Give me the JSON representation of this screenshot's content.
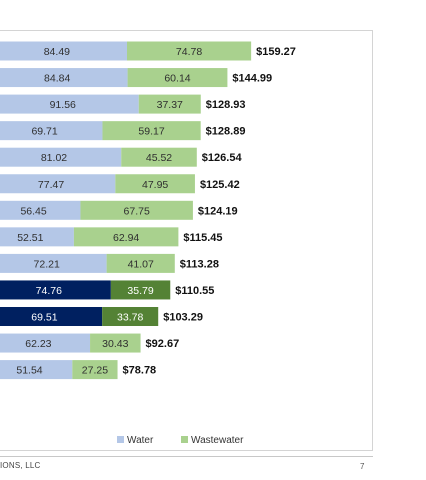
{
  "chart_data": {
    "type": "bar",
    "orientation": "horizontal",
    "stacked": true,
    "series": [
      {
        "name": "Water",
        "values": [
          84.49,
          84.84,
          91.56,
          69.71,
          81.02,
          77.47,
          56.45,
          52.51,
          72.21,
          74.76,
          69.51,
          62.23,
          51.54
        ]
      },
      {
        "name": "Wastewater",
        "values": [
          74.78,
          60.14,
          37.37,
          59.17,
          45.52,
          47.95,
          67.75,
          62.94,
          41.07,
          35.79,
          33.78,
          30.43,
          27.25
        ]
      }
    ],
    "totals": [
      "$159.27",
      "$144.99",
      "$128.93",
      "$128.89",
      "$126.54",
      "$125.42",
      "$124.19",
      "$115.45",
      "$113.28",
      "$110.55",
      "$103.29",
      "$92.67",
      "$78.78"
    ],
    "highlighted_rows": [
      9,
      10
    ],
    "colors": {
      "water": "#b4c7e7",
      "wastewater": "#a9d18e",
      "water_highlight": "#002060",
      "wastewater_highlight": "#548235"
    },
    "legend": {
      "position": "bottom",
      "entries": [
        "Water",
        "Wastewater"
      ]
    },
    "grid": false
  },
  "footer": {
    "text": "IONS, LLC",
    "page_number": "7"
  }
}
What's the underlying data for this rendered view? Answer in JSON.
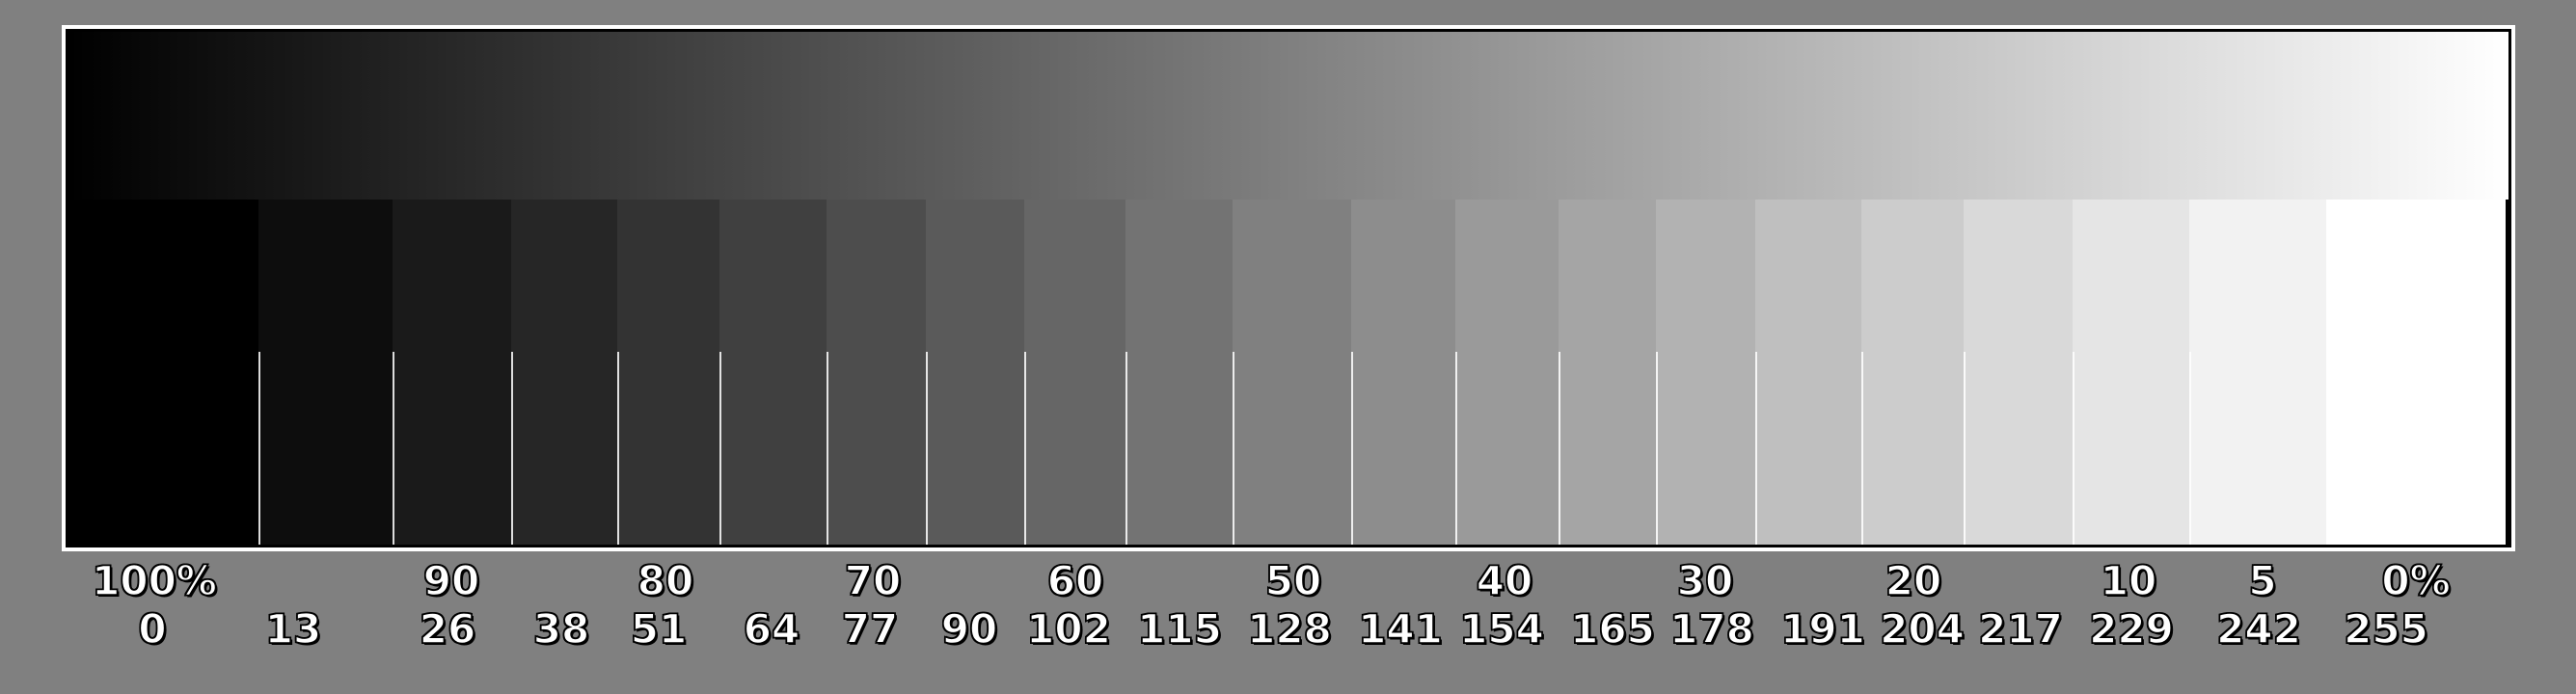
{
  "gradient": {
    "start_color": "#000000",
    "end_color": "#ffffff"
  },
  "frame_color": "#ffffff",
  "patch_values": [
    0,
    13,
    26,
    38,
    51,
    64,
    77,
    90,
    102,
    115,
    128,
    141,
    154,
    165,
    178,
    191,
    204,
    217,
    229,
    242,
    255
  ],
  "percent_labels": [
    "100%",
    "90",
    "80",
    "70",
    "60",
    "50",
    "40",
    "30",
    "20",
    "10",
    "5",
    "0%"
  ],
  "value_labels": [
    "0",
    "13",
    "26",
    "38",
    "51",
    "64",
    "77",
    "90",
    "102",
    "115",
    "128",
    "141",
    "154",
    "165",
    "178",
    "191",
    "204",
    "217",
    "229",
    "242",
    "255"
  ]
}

**THE EXERCISE**
Make an exact copy of the listing above. Do not include the pictures.

**RESPONSE TO THE TASK**
Give me the JSON representation of this screenshot's content.
{
  "chart_data": {
    "type": "bar",
    "orientation": "horizontal",
    "stacked": true,
    "series": [
      {
        "name": "Water",
        "values": [
          84.49,
          84.84,
          91.56,
          69.71,
          81.02,
          77.47,
          56.45,
          52.51,
          72.21,
          74.76,
          69.51,
          62.23,
          51.54
        ]
      },
      {
        "name": "Wastewater",
        "values": [
          74.78,
          60.14,
          37.37,
          59.17,
          45.52,
          47.95,
          67.75,
          62.94,
          41.07,
          35.79,
          33.78,
          30.43,
          27.25
        ]
      }
    ],
    "totals": [
      "$159.27",
      "$144.99",
      "$128.93",
      "$128.89",
      "$126.54",
      "$125.42",
      "$124.19",
      "$115.45",
      "$113.28",
      "$110.55",
      "$103.29",
      "$92.67",
      "$78.78"
    ],
    "highlighted_rows": [
      9,
      10
    ],
    "colors": {
      "water": "#b4c7e7",
      "wastewater": "#a9d18e",
      "water_highlight": "#002060",
      "wastewater_highlight": "#548235"
    },
    "legend": {
      "position": "bottom",
      "entries": [
        "Water",
        "Wastewater"
      ]
    },
    "grid": false
  },
  "footer": {
    "text": "IONS, LLC",
    "page_number": "7"
  }
}
What's the underlying data for this rendered view? Answer in JSON.
{
  "gradient": {
    "start_color": "#000000",
    "end_color": "#ffffff"
  },
  "frame_color": "#ffffff",
  "patch_values": [
    0,
    13,
    26,
    38,
    51,
    64,
    77,
    90,
    102,
    115,
    128,
    141,
    154,
    165,
    178,
    191,
    204,
    217,
    229,
    242,
    255
  ],
  "percent_labels": [
    "100%",
    "90",
    "80",
    "70",
    "60",
    "50",
    "40",
    "30",
    "20",
    "10",
    "5",
    "0%"
  ],
  "value_labels": [
    "0",
    "13",
    "26",
    "38",
    "51",
    "64",
    "77",
    "90",
    "102",
    "115",
    "128",
    "141",
    "154",
    "165",
    "178",
    "191",
    "204",
    "217",
    "229",
    "242",
    "255"
  ]
}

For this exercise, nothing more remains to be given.